> _WHAT YOU SHOULD DO_
Identify every line in the records below that contains the word "name", and copy each of those lines.

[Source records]
=======

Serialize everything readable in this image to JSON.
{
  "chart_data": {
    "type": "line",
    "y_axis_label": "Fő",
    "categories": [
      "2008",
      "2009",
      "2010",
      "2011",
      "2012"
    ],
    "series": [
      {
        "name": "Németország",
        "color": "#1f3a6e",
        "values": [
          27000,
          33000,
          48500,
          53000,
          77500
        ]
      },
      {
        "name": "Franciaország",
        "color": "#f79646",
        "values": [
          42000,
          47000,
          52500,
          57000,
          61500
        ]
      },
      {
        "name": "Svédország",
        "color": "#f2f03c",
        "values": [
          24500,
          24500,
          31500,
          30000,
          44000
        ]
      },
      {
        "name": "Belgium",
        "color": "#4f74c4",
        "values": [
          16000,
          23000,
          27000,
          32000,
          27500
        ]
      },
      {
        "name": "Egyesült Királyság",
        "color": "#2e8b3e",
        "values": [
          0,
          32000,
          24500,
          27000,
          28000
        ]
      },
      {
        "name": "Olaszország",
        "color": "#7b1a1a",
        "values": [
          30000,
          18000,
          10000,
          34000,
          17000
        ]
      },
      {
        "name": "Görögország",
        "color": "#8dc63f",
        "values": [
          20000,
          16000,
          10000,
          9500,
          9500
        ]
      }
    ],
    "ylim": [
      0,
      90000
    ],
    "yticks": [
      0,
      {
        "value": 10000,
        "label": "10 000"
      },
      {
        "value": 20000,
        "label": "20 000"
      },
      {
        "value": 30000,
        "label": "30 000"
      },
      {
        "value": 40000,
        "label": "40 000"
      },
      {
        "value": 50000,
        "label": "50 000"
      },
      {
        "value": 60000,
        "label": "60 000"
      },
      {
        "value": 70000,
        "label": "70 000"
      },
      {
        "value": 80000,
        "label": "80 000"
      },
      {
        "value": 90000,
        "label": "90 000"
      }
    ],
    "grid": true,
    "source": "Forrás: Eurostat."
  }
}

=======

> _OUTPUT FOR THIS TASK_
        "name": "Németország",
        "name": "Franciaország",
        "name": "Svédország",
        "name": "Belgium",
        "name": "Egyesült Királyság",
        "name": "Olaszország",
        "name": "Görögország",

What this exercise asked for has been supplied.